§ **Work required**
Give every line of the records below as a numbered list, leaving out any blank lines.

═════ Provided material

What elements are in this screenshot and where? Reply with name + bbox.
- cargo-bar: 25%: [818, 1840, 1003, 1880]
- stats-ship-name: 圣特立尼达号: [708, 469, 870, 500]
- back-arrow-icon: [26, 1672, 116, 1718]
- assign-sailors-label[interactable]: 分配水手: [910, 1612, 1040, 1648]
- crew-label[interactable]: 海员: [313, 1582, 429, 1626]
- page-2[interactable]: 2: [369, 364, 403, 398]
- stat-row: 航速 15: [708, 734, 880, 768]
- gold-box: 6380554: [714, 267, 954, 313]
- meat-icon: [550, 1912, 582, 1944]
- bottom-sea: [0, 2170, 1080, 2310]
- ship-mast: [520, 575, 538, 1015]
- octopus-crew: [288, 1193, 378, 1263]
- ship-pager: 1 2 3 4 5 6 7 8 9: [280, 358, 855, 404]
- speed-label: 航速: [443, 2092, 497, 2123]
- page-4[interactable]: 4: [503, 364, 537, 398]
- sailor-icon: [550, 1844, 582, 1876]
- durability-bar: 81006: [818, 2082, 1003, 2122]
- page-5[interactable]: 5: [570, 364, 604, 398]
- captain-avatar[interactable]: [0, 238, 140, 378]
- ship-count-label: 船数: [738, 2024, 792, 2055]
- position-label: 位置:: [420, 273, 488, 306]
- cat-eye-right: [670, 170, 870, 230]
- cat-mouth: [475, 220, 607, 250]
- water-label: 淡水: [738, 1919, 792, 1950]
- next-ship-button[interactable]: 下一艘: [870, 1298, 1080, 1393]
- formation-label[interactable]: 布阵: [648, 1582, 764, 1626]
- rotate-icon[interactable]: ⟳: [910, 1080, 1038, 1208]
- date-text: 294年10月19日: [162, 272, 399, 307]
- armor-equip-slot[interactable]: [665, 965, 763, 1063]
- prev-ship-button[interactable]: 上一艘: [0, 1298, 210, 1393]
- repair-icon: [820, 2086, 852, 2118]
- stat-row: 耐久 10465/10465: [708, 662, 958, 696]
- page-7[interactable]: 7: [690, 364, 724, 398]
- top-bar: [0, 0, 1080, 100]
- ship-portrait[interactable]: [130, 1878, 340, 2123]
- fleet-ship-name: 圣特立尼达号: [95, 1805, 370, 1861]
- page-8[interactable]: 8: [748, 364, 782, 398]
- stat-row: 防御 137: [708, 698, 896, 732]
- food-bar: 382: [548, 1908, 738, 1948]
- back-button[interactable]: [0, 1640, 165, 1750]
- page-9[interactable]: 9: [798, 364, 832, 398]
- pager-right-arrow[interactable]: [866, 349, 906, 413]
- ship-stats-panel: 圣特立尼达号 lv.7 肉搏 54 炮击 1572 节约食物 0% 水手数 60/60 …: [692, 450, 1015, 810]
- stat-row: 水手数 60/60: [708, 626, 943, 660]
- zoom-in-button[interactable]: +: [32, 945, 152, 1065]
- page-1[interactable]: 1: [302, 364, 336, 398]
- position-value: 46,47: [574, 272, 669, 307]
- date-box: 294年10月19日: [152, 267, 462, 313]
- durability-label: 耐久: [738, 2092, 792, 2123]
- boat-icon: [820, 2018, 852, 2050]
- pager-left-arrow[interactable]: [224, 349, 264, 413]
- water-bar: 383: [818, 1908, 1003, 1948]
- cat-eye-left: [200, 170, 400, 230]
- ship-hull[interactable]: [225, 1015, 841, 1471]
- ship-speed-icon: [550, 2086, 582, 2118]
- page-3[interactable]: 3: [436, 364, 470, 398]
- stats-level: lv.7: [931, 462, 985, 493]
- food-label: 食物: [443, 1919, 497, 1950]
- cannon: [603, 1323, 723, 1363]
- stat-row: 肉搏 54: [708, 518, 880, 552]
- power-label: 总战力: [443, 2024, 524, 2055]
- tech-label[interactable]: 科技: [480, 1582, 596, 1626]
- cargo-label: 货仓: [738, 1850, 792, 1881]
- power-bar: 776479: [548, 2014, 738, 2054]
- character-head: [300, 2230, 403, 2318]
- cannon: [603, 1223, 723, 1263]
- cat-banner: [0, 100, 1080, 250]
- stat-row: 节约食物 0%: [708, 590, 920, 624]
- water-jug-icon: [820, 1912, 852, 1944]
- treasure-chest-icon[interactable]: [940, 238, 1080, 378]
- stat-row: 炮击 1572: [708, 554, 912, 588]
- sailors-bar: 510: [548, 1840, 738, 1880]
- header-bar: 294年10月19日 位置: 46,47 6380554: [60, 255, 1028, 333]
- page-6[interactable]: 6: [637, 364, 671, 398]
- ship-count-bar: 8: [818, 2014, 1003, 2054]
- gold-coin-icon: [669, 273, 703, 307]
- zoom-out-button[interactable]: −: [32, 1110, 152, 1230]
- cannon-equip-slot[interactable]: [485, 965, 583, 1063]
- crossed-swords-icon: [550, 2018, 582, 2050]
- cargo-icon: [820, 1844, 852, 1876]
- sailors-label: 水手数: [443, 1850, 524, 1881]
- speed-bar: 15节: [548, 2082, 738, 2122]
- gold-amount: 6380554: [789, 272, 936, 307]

══════════

§ **Result below**
1. What elements are in this screenshot and where? Reply with name + bbox.
2. - cargo-bar: 25%: [818, 1840, 1003, 1880]
3. - stats-ship-name: 圣特立尼达号: [708, 469, 870, 500]
4. - back-arrow-icon: [26, 1672, 116, 1718]
5. - assign-sailors-label[interactable]: 分配水手: [910, 1612, 1040, 1648]
6. - crew-label[interactable]: 海员: [313, 1582, 429, 1626]
7. - page-2[interactable]: 2: [369, 364, 403, 398]
8. - stat-row: 航速 15: [708, 734, 880, 768]
9. - gold-box: 6380554: [714, 267, 954, 313]
10. - meat-icon: [550, 1912, 582, 1944]
11. - bottom-sea: [0, 2170, 1080, 2310]
12. - ship-mast: [520, 575, 538, 1015]
13. - octopus-crew: [288, 1193, 378, 1263]
14. - ship-pager: 1 2 3 4 5 6 7 8 9: [280, 358, 855, 404]
15. - speed-label: 航速: [443, 2092, 497, 2123]
16. - page-4[interactable]: 4: [503, 364, 537, 398]
17. - sailor-icon: [550, 1844, 582, 1876]
18. - durability-bar: 81006: [818, 2082, 1003, 2122]
19. - page-5[interactable]: 5: [570, 364, 604, 398]
20. - captain-avatar[interactable]: [0, 238, 140, 378]
21. - ship-count-label: 船数: [738, 2024, 792, 2055]
22. - position-label: 位置:: [420, 273, 488, 306]
23. - cat-eye-right: [670, 170, 870, 230]
24. - cat-mouth: [475, 220, 607, 250]
25. - water-label: 淡水: [738, 1919, 792, 1950]
26. - next-ship-button[interactable]: 下一艘: [870, 1298, 1080, 1393]
27. - formation-label[interactable]: 布阵: [648, 1582, 764, 1626]
28. - rotate-icon[interactable]: ⟳: [910, 1080, 1038, 1208]
29. - date-text: 294年10月19日: [162, 272, 399, 307]
30. - armor-equip-slot[interactable]: [665, 965, 763, 1063]
31. - prev-ship-button[interactable]: 上一艘: [0, 1298, 210, 1393]
32. - repair-icon: [820, 2086, 852, 2118]
33. - stat-row: 耐久 10465/10465: [708, 662, 958, 696]
34. - page-7[interactable]: 7: [690, 364, 724, 398]
35. - top-bar: [0, 0, 1080, 100]
36. - ship-portrait[interactable]: [130, 1878, 340, 2123]
37. - fleet-ship-name: 圣特立尼达号: [95, 1805, 370, 1861]
38. - page-8[interactable]: 8: [748, 364, 782, 398]
39. - stat-row: 防御 137: [708, 698, 896, 732]
40. - food-bar: 382: [548, 1908, 738, 1948]
41. - back-button[interactable]: [0, 1640, 165, 1750]
42. - page-9[interactable]: 9: [798, 364, 832, 398]
43. - pager-right-arrow[interactable]: [866, 349, 906, 413]
44. - ship-stats-panel: 圣特立尼达号 lv.7 肉搏 54 炮击 1572 节约食物 0% 水手数 60/60 …: [692, 450, 1015, 810]
45. - stat-row: 水手数 60/60: [708, 626, 943, 660]
46. - zoom-in-button[interactable]: +: [32, 945, 152, 1065]
47. - page-1[interactable]: 1: [302, 364, 336, 398]
48. - position-value: 46,47: [574, 272, 669, 307]
49. - date-box: 294年10月19日: [152, 267, 462, 313]
50. - durability-label: 耐久: [738, 2092, 792, 2123]
51. - boat-icon: [820, 2018, 852, 2050]
52. - pager-left-arrow[interactable]: [224, 349, 264, 413]
53. - water-bar: 383: [818, 1908, 1003, 1948]
54. - cat-eye-left: [200, 170, 400, 230]
55. - ship-hull[interactable]: [225, 1015, 841, 1471]
56. - ship-speed-icon: [550, 2086, 582, 2118]
57. - page-3[interactable]: 3: [436, 364, 470, 398]
58. - stats-level: lv.7: [931, 462, 985, 493]
59. - food-label: 食物: [443, 1919, 497, 1950]
60. - cannon: [603, 1323, 723, 1363]
61. - stat-row: 肉搏 54: [708, 518, 880, 552]
62. - power-label: 总战力: [443, 2024, 524, 2055]
63. - tech-label[interactable]: 科技: [480, 1582, 596, 1626]
64. - cargo-label: 货仓: [738, 1850, 792, 1881]
65. - power-bar: 776479: [548, 2014, 738, 2054]
66. - character-head: [300, 2230, 403, 2318]
67. - cannon: [603, 1223, 723, 1263]
68. - cat-banner: [0, 100, 1080, 250]
69. - stat-row: 节约食物 0%: [708, 590, 920, 624]
70. - water-jug-icon: [820, 1912, 852, 1944]
71. - treasure-chest-icon[interactable]: [940, 238, 1080, 378]
72. - stat-row: 炮击 1572: [708, 554, 912, 588]
73. - sailors-bar: 510: [548, 1840, 738, 1880]
74. - header-bar: 294年10月19日 位置: 46,47 6380554: [60, 255, 1028, 333]
75. - page-6[interactable]: 6: [637, 364, 671, 398]
76. - ship-count-bar: 8: [818, 2014, 1003, 2054]
77. - gold-coin-icon: [669, 273, 703, 307]
78. - zoom-out-button[interactable]: −: [32, 1110, 152, 1230]
79. - cannon-equip-slot[interactable]: [485, 965, 583, 1063]
80. - crossed-swords-icon: [550, 2018, 582, 2050]
81. - cargo-icon: [820, 1844, 852, 1876]
82. - sailors-label: 水手数: [443, 1850, 524, 1881]
83. - speed-bar: 15节: [548, 2082, 738, 2122]
84. - gold-amount: 6380554: [789, 272, 936, 307]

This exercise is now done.